[Extracted data entries]
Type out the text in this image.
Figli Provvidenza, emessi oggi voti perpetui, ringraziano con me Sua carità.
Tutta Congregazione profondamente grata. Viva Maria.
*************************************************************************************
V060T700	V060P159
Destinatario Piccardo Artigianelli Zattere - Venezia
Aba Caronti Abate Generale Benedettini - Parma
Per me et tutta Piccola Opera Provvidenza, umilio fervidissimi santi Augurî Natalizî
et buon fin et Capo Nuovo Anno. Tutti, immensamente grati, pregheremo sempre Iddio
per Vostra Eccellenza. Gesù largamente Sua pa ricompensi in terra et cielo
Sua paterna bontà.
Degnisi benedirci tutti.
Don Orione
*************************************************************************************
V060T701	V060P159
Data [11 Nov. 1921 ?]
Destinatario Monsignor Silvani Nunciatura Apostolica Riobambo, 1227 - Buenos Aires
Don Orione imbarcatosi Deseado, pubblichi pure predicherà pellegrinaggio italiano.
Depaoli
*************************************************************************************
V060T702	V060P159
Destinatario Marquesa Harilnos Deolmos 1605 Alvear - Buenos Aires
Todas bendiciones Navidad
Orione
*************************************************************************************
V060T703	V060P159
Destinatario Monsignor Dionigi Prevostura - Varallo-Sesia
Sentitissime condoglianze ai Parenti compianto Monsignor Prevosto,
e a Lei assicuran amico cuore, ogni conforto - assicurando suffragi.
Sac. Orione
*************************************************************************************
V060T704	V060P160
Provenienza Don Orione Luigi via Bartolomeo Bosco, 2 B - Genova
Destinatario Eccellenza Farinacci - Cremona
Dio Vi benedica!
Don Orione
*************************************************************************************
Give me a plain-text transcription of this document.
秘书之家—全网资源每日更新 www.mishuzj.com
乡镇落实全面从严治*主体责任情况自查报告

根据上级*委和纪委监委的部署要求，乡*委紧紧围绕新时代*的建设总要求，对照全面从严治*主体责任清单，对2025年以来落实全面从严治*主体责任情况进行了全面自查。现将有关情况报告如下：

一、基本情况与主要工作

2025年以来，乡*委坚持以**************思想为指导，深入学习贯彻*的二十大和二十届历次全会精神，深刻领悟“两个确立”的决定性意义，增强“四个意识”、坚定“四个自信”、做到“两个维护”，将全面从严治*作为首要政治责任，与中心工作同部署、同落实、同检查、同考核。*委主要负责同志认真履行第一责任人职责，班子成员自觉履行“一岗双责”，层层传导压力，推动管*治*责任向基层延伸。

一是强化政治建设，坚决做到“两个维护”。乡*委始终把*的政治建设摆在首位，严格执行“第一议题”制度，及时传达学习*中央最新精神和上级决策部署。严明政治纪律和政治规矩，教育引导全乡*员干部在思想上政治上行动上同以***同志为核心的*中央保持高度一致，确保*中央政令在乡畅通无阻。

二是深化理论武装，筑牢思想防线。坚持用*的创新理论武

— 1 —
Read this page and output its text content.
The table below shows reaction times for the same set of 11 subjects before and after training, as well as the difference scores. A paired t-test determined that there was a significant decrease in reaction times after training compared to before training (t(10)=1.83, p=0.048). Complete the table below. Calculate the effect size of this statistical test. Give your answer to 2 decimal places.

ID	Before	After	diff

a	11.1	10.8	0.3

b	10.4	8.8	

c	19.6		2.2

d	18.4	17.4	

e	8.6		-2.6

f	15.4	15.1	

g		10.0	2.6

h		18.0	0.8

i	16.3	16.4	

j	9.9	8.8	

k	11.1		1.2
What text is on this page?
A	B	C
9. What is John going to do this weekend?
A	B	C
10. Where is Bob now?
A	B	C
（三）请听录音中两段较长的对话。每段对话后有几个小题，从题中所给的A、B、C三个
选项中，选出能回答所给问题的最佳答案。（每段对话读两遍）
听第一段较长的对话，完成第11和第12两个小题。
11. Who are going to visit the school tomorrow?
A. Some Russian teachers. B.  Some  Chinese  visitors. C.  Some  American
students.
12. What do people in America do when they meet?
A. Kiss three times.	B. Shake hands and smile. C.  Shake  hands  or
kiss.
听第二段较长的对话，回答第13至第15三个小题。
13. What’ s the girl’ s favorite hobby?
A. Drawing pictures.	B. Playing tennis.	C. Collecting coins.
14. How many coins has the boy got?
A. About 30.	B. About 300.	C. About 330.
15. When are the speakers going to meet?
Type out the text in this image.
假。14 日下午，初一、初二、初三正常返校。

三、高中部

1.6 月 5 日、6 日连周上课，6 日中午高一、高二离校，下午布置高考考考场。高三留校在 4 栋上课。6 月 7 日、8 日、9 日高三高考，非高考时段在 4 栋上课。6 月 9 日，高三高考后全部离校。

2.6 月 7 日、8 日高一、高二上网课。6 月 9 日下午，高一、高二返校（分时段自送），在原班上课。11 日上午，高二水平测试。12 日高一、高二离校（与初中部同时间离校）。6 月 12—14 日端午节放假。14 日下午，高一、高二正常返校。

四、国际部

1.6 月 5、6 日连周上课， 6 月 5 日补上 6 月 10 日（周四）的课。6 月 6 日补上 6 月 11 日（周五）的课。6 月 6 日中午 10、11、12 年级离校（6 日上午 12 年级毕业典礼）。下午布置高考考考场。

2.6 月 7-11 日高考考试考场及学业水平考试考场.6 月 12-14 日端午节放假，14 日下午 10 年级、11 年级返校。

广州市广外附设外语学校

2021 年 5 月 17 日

▸ **EXERCISE DESCRIPTION**:
Using the data above, output each line exactly.

▸ **EXPECTED ANSWER**:
Type out the text in this image.
Figli Provvidenza, emessi oggi voti perpetui, ringraziano con me Sua carità.
Tutta Congregazione profondamente grata. Viva Maria.
*************************************************************************************
V060T700	V060P159
Destinatario Piccardo Artigianelli Zattere - Venezia
Aba Caronti Abate Generale Benedettini - Parma
Per me et tutta Piccola Opera Provvidenza, umilio fervidissimi santi Augurî Natalizî
et buon fin et Capo Nuovo Anno. Tutti, immensamente grati, pregheremo sempre Iddio
per Vostra Eccellenza. Gesù largamente Sua pa ricompensi in terra et cielo
Sua paterna bontà.
Degnisi benedirci tutti.
Don Orione
*************************************************************************************
V060T701	V060P159
Data [11 Nov. 1921 ?]
Destinatario Monsignor Silvani Nunciatura Apostolica Riobambo, 1227 - Buenos Aires
Don Orione imbarcatosi Deseado, pubblichi pure predicherà pellegrinaggio italiano.
Depaoli
*************************************************************************************
V060T702	V060P159
Destinatario Marquesa Harilnos Deolmos 1605 Alvear - Buenos Aires
Todas bendiciones Navidad
Orione
*************************************************************************************
V060T703	V060P159
Destinatario Monsignor Dionigi Prevostura - Varallo-Sesia
Sentitissime condoglianze ai Parenti compianto Monsignor Prevosto,
e a Lei assicuran amico cuore, ogni conforto - assicurando suffragi.
Sac. Orione
*************************************************************************************
V060T704	V060P160
Provenienza Don Orione Luigi via Bartolomeo Bosco, 2 B - Genova
Destinatario Eccellenza Farinacci - Cremona
Dio Vi benedica!
Don Orione
*************************************************************************************
Give me a plain-text transcription of this document.
秘书之家—全网资源每日更新 www.mishuzj.com
乡镇落实全面从严治*主体责任情况自查报告

根据上级*委和纪委监委的部署要求，乡*委紧紧围绕新时代*的建设总要求，对照全面从严治*主体责任清单，对2025年以来落实全面从严治*主体责任情况进行了全面自查。现将有关情况报告如下：

一、基本情况与主要工作

2025年以来，乡*委坚持以**************思想为指导，深入学习贯彻*的二十大和二十届历次全会精神，深刻领悟“两个确立”的决定性意义，增强“四个意识”、坚定“四个自信”、做到“两个维护”，将全面从严治*作为首要政治责任，与中心工作同部署、同落实、同检查、同考核。*委主要负责同志认真履行第一责任人职责，班子成员自觉履行“一岗双责”，层层传导压力，推动管*治*责任向基层延伸。

一是强化政治建设，坚决做到“两个维护”。乡*委始终把*的政治建设摆在首位，严格执行“第一议题”制度，及时传达学习*中央最新精神和上级决策部署。严明政治纪律和政治规矩，教育引导全乡*员干部在思想上政治上行动上同以***同志为核心的*中央保持高度一致，确保*中央政令在乡畅通无阻。

二是深化理论武装，筑牢思想防线。坚持用*的创新理论武

— 1 —
Read this page and output its text content.
The table below shows reaction times for the same set of 11 subjects before and after training, as well as the difference scores. A paired t-test determined that there was a significant decrease in reaction times after training compared to before training (t(10)=1.83, p=0.048). Complete the table below. Calculate the effect size of this statistical test. Give your answer to 2 decimal places.

ID	Before	After	diff

a	11.1	10.8	0.3

b	10.4	8.8	

c	19.6		2.2

d	18.4	17.4	

e	8.6		-2.6

f	15.4	15.1	

g		10.0	2.6

h		18.0	0.8

i	16.3	16.4	

j	9.9	8.8	

k	11.1		1.2
What text is on this page?
A	B	C
9. What is John going to do this weekend?
A	B	C
10. Where is Bob now?
A	B	C
（三）请听录音中两段较长的对话。每段对话后有几个小题，从题中所给的A、B、C三个
选项中，选出能回答所给问题的最佳答案。（每段对话读两遍）
听第一段较长的对话，完成第11和第12两个小题。
11. Who are going to visit the school tomorrow?
A. Some Russian teachers. B.  Some  Chinese  visitors. C.  Some  American
students.
12. What do people in America do when they meet?
A. Kiss three times.	B. Shake hands and smile. C.  Shake  hands  or
kiss.
听第二段较长的对话，回答第13至第15三个小题。
13. What’ s the girl’ s favorite hobby?
A. Drawing pictures.	B. Playing tennis.	C. Collecting coins.
14. How many coins has the boy got?
A. About 30.	B. About 300.	C. About 330.
15. When are the speakers going to meet?
Type out the text in this image.
假。14 日下午，初一、初二、初三正常返校。

三、高中部

1.6 月 5 日、6 日连周上课，6 日中午高一、高二离校，下午布置高考考考场。高三留校在 4 栋上课。6 月 7 日、8 日、9 日高三高考，非高考时段在 4 栋上课。6 月 9 日，高三高考后全部离校。

2.6 月 7 日、8 日高一、高二上网课。6 月 9 日下午，高一、高二返校（分时段自送），在原班上课。11 日上午，高二水平测试。12 日高一、高二离校（与初中部同时间离校）。6 月 12—14 日端午节放假。14 日下午，高一、高二正常返校。

四、国际部

1.6 月 5、6 日连周上课， 6 月 5 日补上 6 月 10 日（周四）的课。6 月 6 日补上 6 月 11 日（周五）的课。6 月 6 日中午 10、11、12 年级离校（6 日上午 12 年级毕业典礼）。下午布置高考考考场。

2.6 月 7-11 日高考考试考场及学业水平考试考场.6 月 12-14 日端午节放假，14 日下午 10 年级、11 年级返校。

广州市广外附设外语学校

2021 年 5 月 17 日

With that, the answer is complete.